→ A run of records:
****************************************

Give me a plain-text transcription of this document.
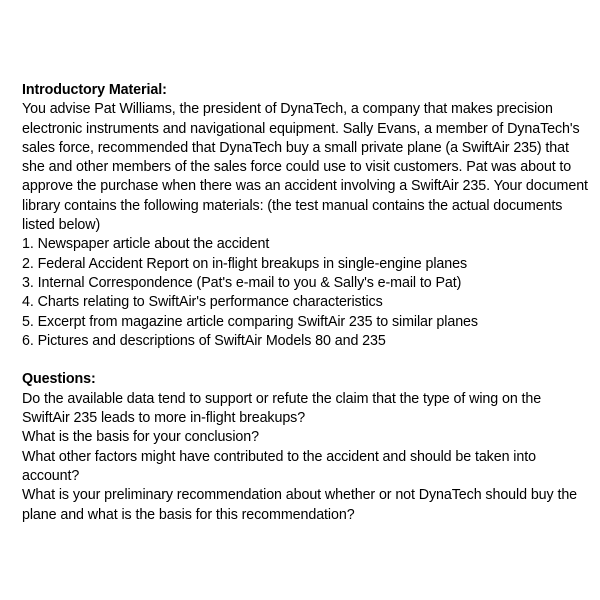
Introductory Material:

You advise Pat Williams, the president of DynaTech, a company that makes precision electronic instruments and navigational equipment. Sally Evans, a member of DynaTech's sales force, recommended that DynaTech buy a small private plane (a SwiftAir 235) that she and other members of the sales force could use to visit customers. Pat was about to approve the purchase when there was an accident involving a SwiftAir 235. Your document library contains the following materials: (the test manual contains the actual documents listed below)

1. Newspaper article about the accident
2. Federal Accident Report on in-flight breakups in single-engine planes
3. Internal Correspondence (Pat's e-mail to you & Sally's e-mail to Pat)
4. Charts relating to SwiftAir's performance characteristics
5. Excerpt from magazine article comparing SwiftAir 235 to similar planes
6. Pictures and descriptions of SwiftAir Models 80 and 235
Questions:
Do the available data tend to support or refute the claim that the type of wing on the SwiftAir 235 leads to more in-flight breakups?
What is the basis for your conclusion?
What other factors might have contributed to the accident and should be taken into account?
What is your preliminary recommendation about whether or not DynaTech should buy the plane and what is the basis for this recommendation?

****************************************

→ Brief:
Transcribe all the lines above exactly, apart from the pictures.

→ Response to this exercise:
Give me a plain-text transcription of this document.
Introductory Material:

You advise Pat Williams, the president of DynaTech, a company that makes precision electronic instruments and navigational equipment. Sally Evans, a member of DynaTech's sales force, recommended that DynaTech buy a small private plane (a SwiftAir 235) that she and other members of the sales force could use to visit customers. Pat was about to approve the purchase when there was an accident involving a SwiftAir 235. Your document library contains the following materials: (the test manual contains the actual documents listed below)

1. Newspaper article about the accident
2. Federal Accident Report on in-flight breakups in single-engine planes
3. Internal Correspondence (Pat's e-mail to you & Sally's e-mail to Pat)
4. Charts relating to SwiftAir's performance characteristics
5. Excerpt from magazine article comparing SwiftAir 235 to similar planes
6. Pictures and descriptions of SwiftAir Models 80 and 235
Questions:
Do the available data tend to support or refute the claim that the type of wing on the SwiftAir 235 leads to more in-flight breakups?
What is the basis for your conclusion?
What other factors might have contributed to the accident and should be taken into account?
What is your preliminary recommendation about whether or not DynaTech should buy the plane and what is the basis for this recommendation?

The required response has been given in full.